* Required work: Extract the full set of records, then give each one again exactly.

* Record extracts:

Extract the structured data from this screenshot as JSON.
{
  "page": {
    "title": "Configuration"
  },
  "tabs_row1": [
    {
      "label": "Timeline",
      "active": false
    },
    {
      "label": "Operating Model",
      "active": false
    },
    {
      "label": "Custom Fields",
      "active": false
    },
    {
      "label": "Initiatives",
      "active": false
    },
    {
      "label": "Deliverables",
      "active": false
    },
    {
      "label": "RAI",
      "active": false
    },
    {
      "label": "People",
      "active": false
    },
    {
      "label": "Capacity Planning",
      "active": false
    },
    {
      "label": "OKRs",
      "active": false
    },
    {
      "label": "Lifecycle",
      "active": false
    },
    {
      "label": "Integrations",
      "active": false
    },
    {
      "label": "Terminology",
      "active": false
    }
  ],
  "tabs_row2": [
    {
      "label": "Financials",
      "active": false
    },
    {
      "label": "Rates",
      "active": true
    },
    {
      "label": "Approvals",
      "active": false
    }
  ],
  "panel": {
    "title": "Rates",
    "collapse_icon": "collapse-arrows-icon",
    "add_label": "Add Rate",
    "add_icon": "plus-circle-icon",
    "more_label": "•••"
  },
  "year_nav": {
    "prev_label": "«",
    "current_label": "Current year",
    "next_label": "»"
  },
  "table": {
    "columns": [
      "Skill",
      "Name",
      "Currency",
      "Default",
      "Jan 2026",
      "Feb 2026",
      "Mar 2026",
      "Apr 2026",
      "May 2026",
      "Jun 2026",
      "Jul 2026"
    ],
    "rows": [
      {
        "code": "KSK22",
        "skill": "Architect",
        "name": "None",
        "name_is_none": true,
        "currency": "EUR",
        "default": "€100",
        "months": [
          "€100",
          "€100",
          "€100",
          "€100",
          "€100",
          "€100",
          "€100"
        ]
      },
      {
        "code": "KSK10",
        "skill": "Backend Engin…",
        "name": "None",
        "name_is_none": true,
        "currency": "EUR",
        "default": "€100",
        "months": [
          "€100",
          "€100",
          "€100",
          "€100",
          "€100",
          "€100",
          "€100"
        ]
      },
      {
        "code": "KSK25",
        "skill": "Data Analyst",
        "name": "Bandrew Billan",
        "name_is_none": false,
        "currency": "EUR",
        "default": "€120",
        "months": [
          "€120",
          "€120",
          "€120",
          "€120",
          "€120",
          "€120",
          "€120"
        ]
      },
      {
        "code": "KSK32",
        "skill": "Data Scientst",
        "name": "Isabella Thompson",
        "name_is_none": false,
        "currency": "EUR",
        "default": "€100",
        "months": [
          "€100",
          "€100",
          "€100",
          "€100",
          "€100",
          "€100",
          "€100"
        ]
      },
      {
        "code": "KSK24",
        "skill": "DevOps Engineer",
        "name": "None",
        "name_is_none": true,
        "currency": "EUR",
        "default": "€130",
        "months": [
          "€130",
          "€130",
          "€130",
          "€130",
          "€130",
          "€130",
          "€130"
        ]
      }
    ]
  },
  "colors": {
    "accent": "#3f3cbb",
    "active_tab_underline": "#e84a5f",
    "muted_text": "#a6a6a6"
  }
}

* Full solution:
Extract the structured data from this screenshot as JSON.
{
  "page": {
    "title": "Configuration"
  },
  "tabs_row1": [
    {
      "label": "Timeline",
      "active": false
    },
    {
      "label": "Operating Model",
      "active": false
    },
    {
      "label": "Custom Fields",
      "active": false
    },
    {
      "label": "Initiatives",
      "active": false
    },
    {
      "label": "Deliverables",
      "active": false
    },
    {
      "label": "RAI",
      "active": false
    },
    {
      "label": "People",
      "active": false
    },
    {
      "label": "Capacity Planning",
      "active": false
    },
    {
      "label": "OKRs",
      "active": false
    },
    {
      "label": "Lifecycle",
      "active": false
    },
    {
      "label": "Integrations",
      "active": false
    },
    {
      "label": "Terminology",
      "active": false
    }
  ],
  "tabs_row2": [
    {
      "label": "Financials",
      "active": false
    },
    {
      "label": "Rates",
      "active": true
    },
    {
      "label": "Approvals",
      "active": false
    }
  ],
  "panel": {
    "title": "Rates",
    "collapse_icon": "collapse-arrows-icon",
    "add_label": "Add Rate",
    "add_icon": "plus-circle-icon",
    "more_label": "•••"
  },
  "year_nav": {
    "prev_label": "«",
    "current_label": "Current year",
    "next_label": "»"
  },
  "table": {
    "columns": [
      "Skill",
      "Name",
      "Currency",
      "Default",
      "Jan 2026",
      "Feb 2026",
      "Mar 2026",
      "Apr 2026",
      "May 2026",
      "Jun 2026",
      "Jul 2026"
    ],
    "rows": [
      {
        "code": "KSK22",
        "skill": "Architect",
        "name": "None",
        "name_is_none": true,
        "currency": "EUR",
        "default": "€100",
        "months": [
          "€100",
          "€100",
          "€100",
          "€100",
          "€100",
          "€100",
          "€100"
        ]
      },
      {
        "code": "KSK10",
        "skill": "Backend Engin…",
        "name": "None",
        "name_is_none": true,
        "currency": "EUR",
        "default": "€100",
        "months": [
          "€100",
          "€100",
          "€100",
          "€100",
          "€100",
          "€100",
          "€100"
        ]
      },
      {
        "code": "KSK25",
        "skill": "Data Analyst",
        "name": "Bandrew Billan",
        "name_is_none": false,
        "currency": "EUR",
        "default": "€120",
        "months": [
          "€120",
          "€120",
          "€120",
          "€120",
          "€120",
          "€120",
          "€120"
        ]
      },
      {
        "code": "KSK32",
        "skill": "Data Scientst",
        "name": "Isabella Thompson",
        "name_is_none": false,
        "currency": "EUR",
        "default": "€100",
        "months": [
          "€100",
          "€100",
          "€100",
          "€100",
          "€100",
          "€100",
          "€100"
        ]
      },
      {
        "code": "KSK24",
        "skill": "DevOps Engineer",
        "name": "None",
        "name_is_none": true,
        "currency": "EUR",
        "default": "€130",
        "months": [
          "€130",
          "€130",
          "€130",
          "€130",
          "€130",
          "€130",
          "€130"
        ]
      }
    ]
  },
  "colors": {
    "accent": "#3f3cbb",
    "active_tab_underline": "#e84a5f",
    "muted_text": "#a6a6a6"
  }
}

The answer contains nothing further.